**Task prompt:**
Set down every entry again word for word, please, but skip the pictures.

Collected data entries
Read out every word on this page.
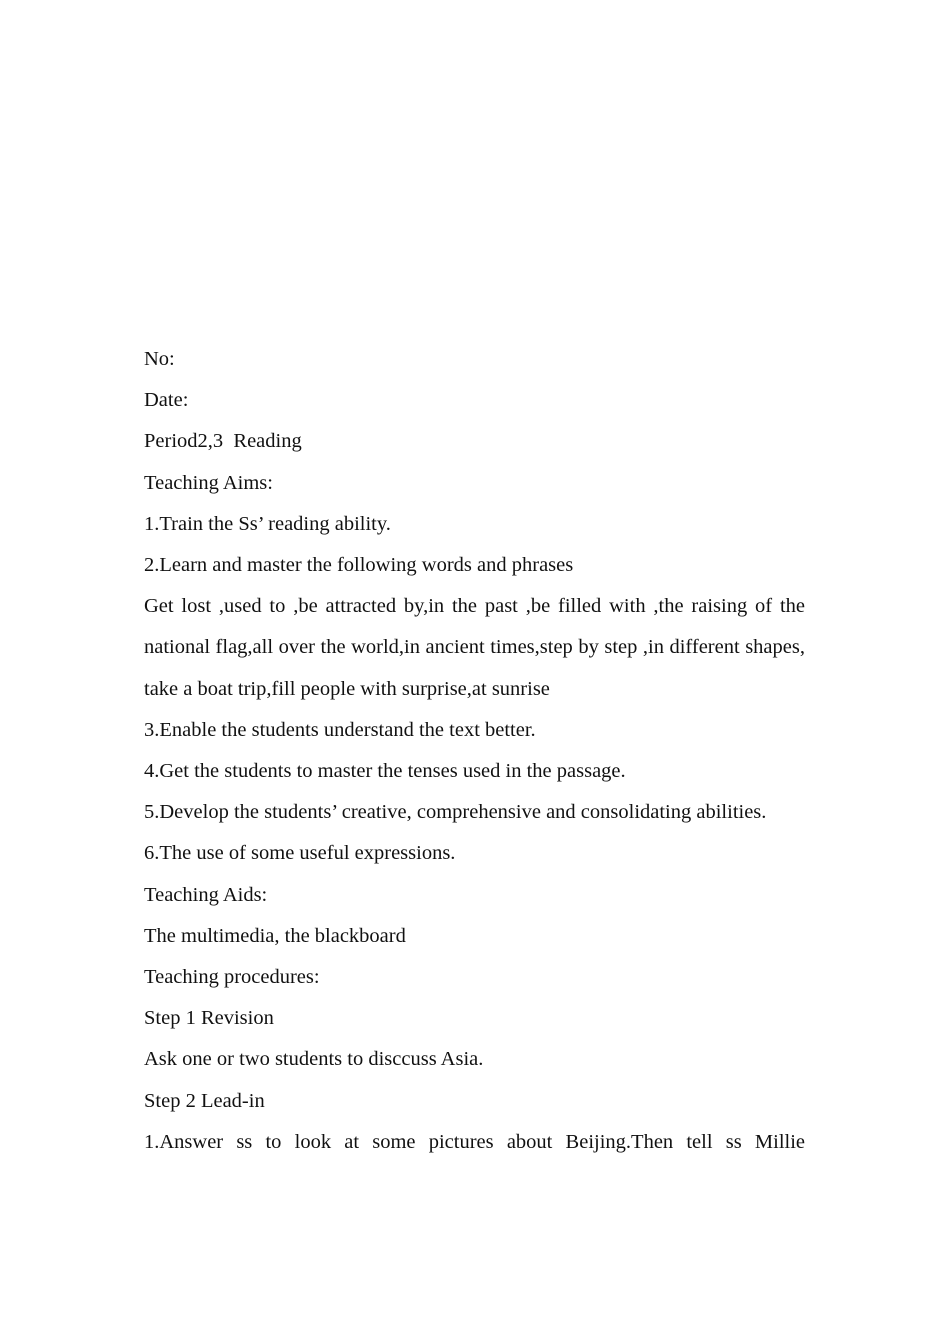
No:

Date:

Period2,3  Reading

Teaching Aims:

1.Train the Ss’ reading ability.

2.Learn and master the following words and phrases

Get lost ,used to ,be attracted by,in the past ,be filled with ,the raising of the national flag,all over the world,in ancient times,step by step ,in different shapes, take a boat trip,fill people with surprise,at sunrise

3.Enable the students understand the text better.

4.Get the students to master the tenses used in the passage.

5.Develop the students’ creative, comprehensive and consolidating abilities.

6.The use of some useful expressions.

Teaching Aids:

The multimedia, the blackboard

Teaching procedures:

Step 1 Revision

Ask one or two students to disccuss Asia.

Step 2 Lead-in

1.Answer ss to look at some pictures about Beijing.Then tell ss Millie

**Result of the exercise:**
Read out every word on this page.
No:

Date:

Period2,3  Reading

Teaching Aims:

1.Train the Ss’ reading ability.

2.Learn and master the following words and phrases

Get lost ,used to ,be attracted by,in the past ,be filled with ,the raising of the national flag,all over the world,in ancient times,step by step ,in different shapes, take a boat trip,fill people with surprise,at sunrise

3.Enable the students understand the text better.

4.Get the students to master the tenses used in the passage.

5.Develop the students’ creative, comprehensive and consolidating abilities.

6.The use of some useful expressions.

Teaching Aids:

The multimedia, the blackboard

Teaching procedures:

Step 1 Revision

Ask one or two students to disccuss Asia.

Step 2 Lead-in

1.Answer ss to look at some pictures about Beijing.Then tell ss Millie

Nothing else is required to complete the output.